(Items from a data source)
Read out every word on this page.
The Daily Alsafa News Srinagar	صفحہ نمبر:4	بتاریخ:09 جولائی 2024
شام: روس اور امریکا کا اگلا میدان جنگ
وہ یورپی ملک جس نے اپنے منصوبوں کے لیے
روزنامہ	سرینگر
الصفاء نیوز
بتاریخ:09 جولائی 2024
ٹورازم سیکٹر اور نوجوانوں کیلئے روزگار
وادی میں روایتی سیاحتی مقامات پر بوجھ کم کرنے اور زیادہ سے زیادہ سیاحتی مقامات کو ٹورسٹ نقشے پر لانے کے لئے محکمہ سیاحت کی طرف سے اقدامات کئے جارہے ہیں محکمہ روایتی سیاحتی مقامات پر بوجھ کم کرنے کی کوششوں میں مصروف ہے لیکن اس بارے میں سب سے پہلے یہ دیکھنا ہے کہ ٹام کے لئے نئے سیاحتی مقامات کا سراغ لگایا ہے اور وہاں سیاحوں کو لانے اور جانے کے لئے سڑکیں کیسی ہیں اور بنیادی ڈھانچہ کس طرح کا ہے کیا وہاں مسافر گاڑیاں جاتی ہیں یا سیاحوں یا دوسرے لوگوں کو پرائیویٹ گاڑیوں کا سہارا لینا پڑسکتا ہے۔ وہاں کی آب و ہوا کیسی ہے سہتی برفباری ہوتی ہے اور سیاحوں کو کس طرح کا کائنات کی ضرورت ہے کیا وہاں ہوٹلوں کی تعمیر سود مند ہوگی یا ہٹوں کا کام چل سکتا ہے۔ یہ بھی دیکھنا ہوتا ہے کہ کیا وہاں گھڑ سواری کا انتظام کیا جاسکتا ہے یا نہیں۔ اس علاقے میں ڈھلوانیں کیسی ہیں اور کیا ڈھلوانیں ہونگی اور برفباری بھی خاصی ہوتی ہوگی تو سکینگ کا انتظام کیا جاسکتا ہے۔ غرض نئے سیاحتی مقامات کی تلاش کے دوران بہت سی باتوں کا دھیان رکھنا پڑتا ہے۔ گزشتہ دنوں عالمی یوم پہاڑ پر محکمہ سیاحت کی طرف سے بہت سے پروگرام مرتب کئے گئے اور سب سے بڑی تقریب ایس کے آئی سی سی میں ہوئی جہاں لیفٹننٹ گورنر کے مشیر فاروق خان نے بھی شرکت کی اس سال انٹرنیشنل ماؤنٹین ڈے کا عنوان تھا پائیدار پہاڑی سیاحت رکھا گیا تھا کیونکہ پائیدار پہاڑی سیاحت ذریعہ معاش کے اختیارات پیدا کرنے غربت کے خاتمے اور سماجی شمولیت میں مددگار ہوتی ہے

TASK STATEMENT -> Select all lines in the listing above where the word "بتاریخ" appears, and show them.

OUTPUT FOR THIS TASK ->
The Daily Alsafa News Srinagar	صفحہ نمبر:4	بتاریخ:09 جولائی 2024
بتاریخ:09 جولائی 2024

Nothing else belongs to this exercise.